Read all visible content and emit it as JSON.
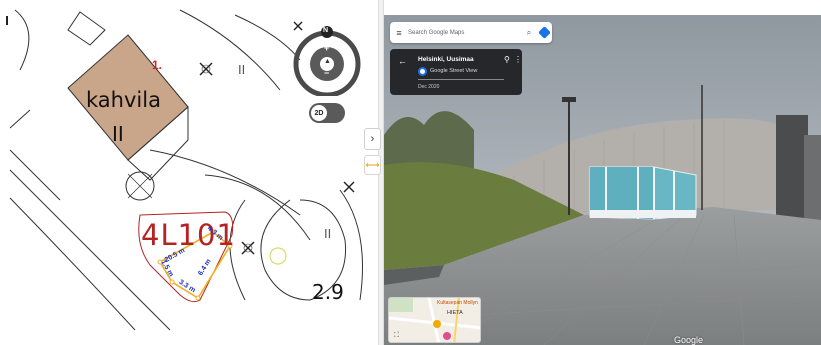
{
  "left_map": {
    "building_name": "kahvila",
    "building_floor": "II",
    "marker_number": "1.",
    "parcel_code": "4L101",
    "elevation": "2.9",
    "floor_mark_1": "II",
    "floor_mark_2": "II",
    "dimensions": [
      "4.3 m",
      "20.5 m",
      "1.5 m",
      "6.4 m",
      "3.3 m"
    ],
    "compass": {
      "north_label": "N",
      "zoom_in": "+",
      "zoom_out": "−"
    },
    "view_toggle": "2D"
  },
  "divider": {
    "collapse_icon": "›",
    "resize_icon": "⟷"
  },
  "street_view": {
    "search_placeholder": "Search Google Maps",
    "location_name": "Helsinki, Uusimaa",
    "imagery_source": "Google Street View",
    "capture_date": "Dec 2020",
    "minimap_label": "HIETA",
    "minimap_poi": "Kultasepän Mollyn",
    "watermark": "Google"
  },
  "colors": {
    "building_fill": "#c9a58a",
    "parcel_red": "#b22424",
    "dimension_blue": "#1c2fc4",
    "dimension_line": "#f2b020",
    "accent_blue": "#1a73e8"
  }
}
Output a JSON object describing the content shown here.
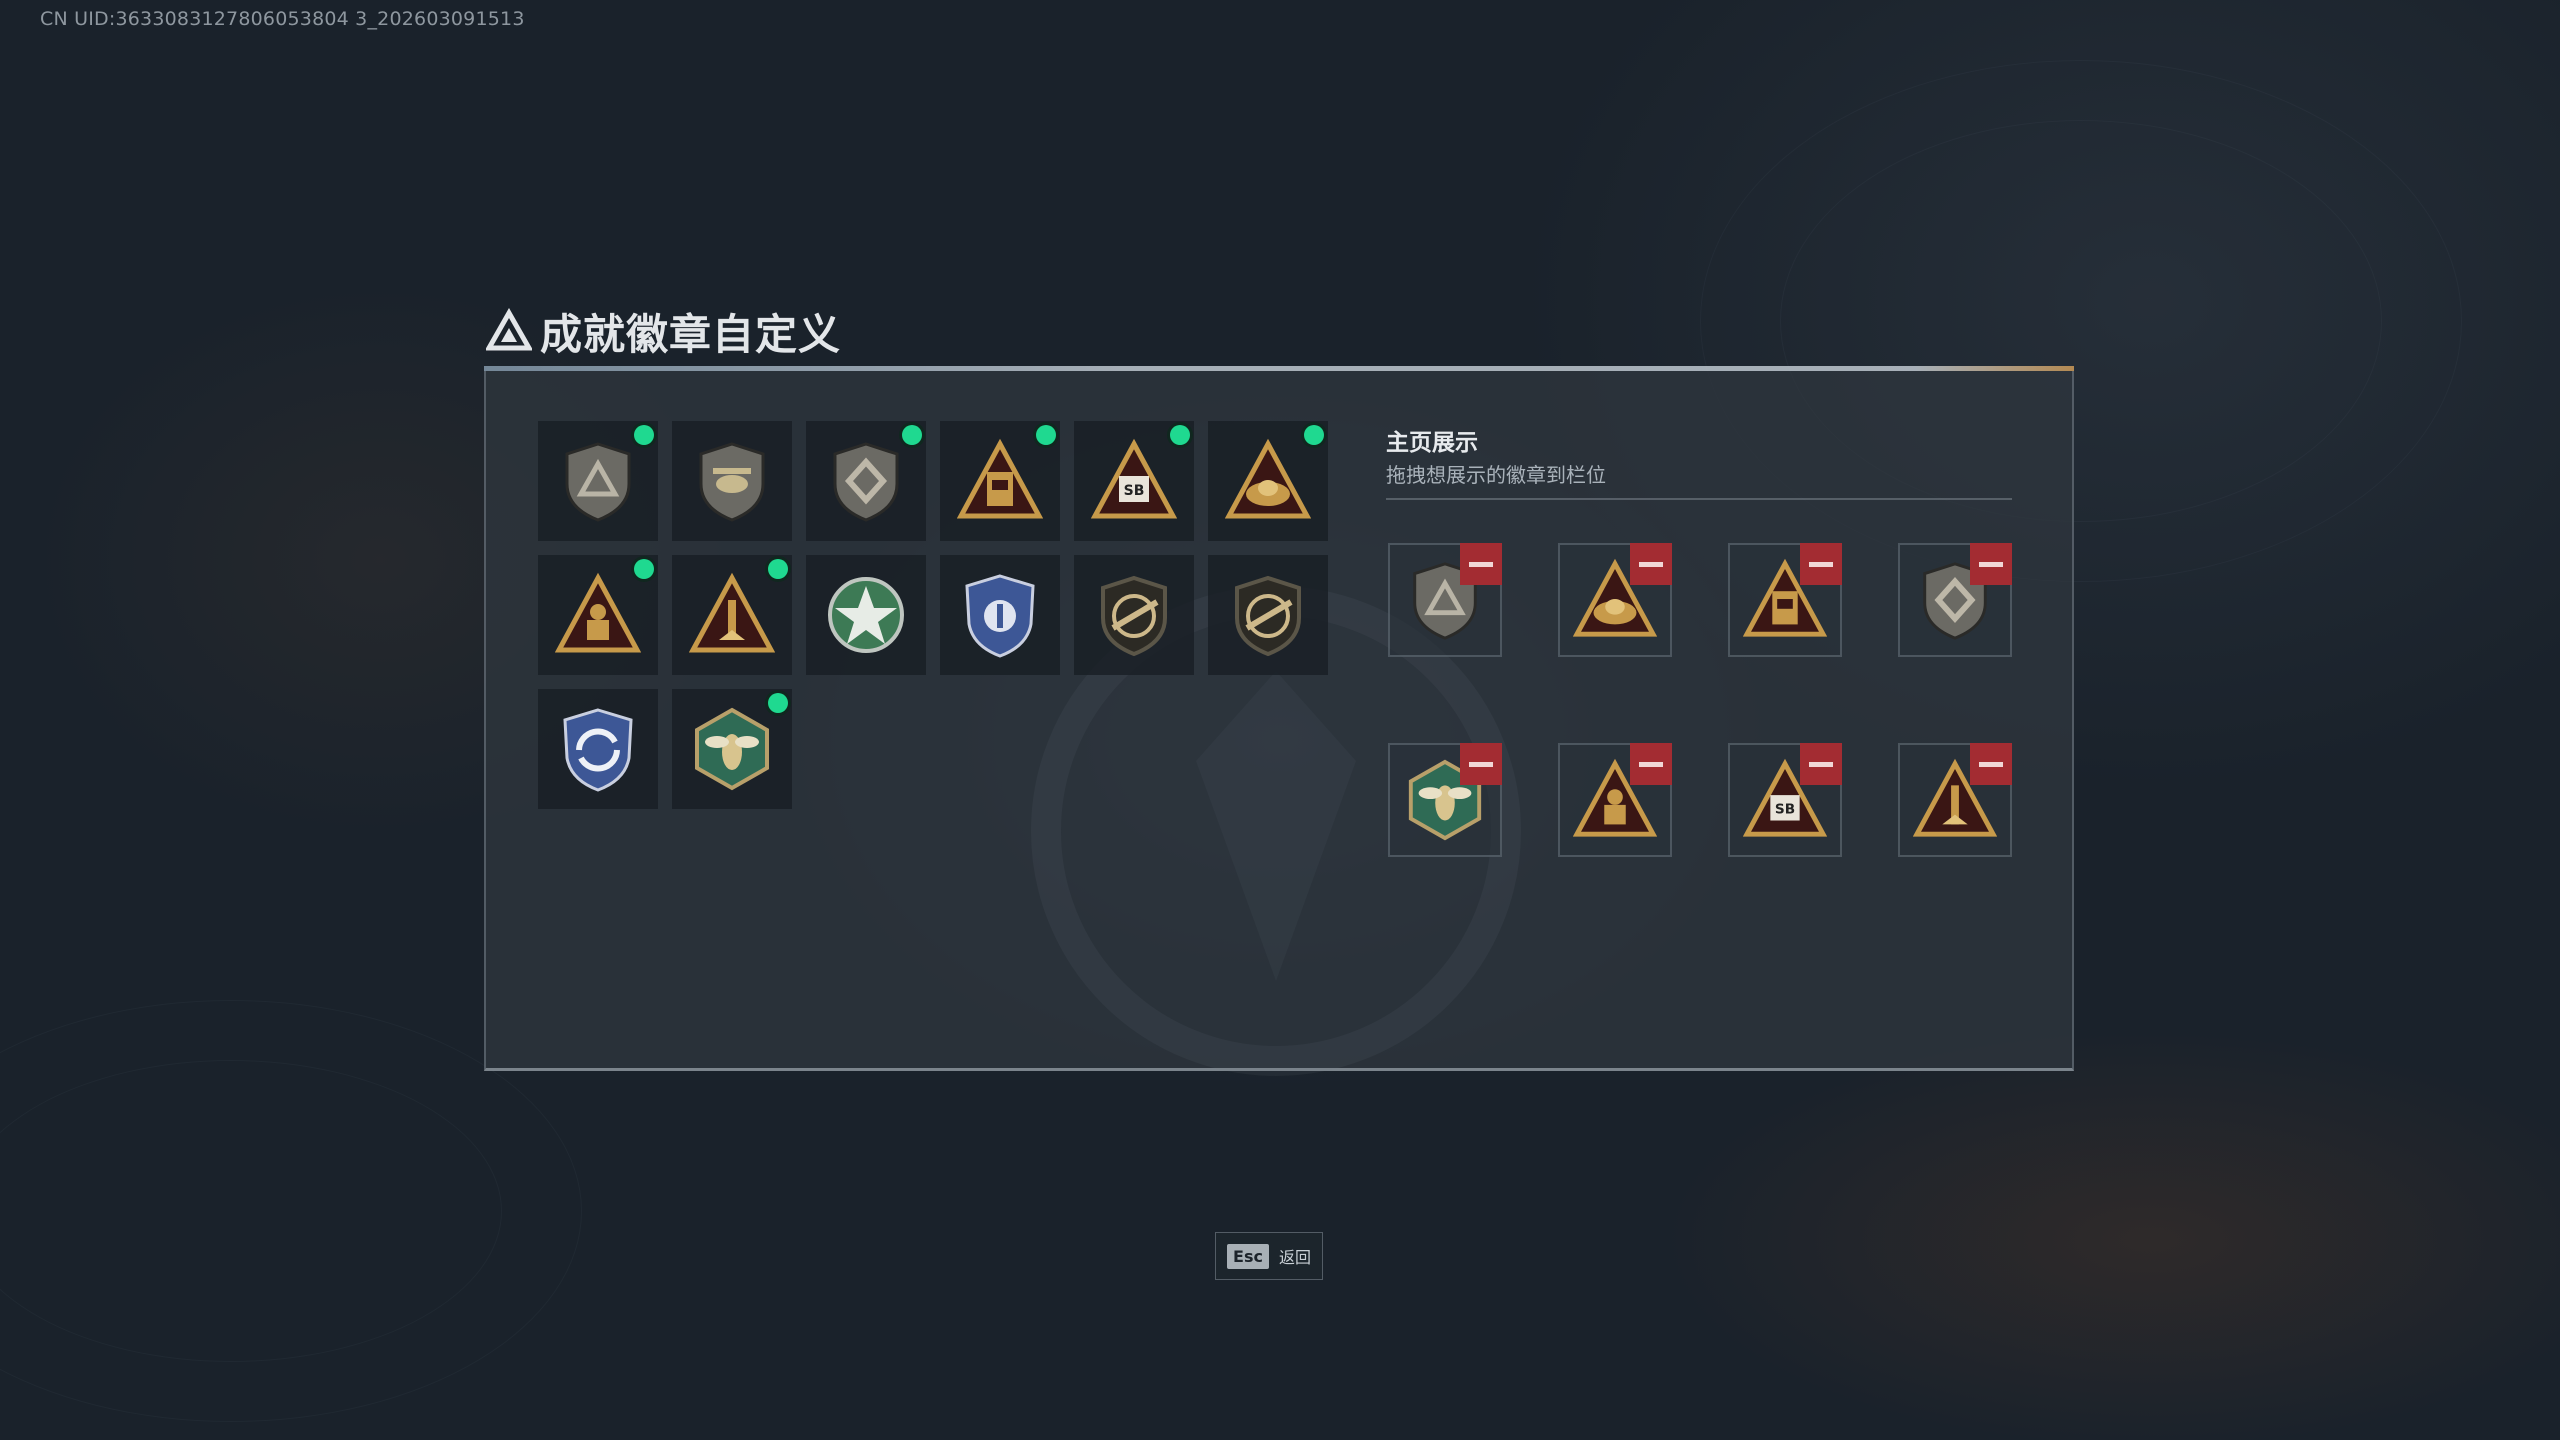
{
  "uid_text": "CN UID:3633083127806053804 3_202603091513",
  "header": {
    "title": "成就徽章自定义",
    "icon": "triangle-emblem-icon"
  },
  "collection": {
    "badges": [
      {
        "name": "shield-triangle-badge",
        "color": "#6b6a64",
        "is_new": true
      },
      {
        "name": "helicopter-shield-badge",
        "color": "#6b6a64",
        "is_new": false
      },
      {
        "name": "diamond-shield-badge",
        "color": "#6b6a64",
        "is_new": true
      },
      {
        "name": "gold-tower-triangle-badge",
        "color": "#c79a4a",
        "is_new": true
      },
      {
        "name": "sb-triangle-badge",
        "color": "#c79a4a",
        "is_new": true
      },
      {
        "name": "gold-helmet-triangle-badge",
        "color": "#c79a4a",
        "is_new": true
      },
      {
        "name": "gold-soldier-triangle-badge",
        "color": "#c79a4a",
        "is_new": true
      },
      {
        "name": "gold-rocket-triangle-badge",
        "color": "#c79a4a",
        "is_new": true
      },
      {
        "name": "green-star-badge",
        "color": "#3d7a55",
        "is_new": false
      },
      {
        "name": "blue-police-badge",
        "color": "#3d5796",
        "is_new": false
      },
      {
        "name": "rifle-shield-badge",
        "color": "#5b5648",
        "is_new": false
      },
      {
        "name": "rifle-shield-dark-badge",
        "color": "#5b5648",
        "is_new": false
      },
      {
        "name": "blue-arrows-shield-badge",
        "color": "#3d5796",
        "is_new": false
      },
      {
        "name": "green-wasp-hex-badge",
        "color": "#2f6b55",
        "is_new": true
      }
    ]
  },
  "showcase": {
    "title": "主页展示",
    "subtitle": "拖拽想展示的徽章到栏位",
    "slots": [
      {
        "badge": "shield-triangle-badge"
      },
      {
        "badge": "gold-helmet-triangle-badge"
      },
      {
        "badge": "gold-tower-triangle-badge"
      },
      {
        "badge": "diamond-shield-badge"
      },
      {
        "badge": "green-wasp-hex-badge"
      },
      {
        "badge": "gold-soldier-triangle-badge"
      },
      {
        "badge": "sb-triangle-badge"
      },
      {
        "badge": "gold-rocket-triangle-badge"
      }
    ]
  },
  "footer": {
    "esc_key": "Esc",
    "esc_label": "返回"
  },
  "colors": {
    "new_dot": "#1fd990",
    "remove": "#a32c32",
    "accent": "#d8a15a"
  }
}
_ _ _ _
# STATED PROBLEM
Which lines above hold the word "green"? Copy each of them.

# COMPLETE OUTPUT
        "name": "green-star-badge",
        "name": "green-wasp-hex-badge",
        "badge": "green-wasp-hex-badge"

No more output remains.